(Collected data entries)
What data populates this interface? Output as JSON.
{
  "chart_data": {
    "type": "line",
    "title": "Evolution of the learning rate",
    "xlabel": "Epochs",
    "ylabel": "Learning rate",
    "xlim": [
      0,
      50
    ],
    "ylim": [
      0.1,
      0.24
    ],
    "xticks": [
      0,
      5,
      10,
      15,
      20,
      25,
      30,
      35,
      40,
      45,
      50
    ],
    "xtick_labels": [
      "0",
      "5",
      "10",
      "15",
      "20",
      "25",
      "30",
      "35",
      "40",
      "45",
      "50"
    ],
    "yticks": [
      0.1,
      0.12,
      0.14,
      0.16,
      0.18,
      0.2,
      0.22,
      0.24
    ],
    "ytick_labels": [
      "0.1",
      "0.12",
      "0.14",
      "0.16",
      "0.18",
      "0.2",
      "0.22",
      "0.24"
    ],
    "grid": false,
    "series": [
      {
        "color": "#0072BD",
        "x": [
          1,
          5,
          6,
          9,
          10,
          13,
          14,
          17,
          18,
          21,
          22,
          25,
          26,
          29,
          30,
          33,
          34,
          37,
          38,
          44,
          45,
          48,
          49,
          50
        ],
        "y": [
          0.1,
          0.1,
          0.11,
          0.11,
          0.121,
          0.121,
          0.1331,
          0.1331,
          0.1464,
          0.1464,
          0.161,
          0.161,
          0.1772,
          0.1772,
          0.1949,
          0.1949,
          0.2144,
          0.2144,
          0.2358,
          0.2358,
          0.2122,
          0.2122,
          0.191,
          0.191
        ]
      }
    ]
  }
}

Task to carry out>
Copy every line of the entries above in which "rate" occurs.

Written solution>
    "title": "Evolution of the learning rate",
    "ylabel": "Learning rate",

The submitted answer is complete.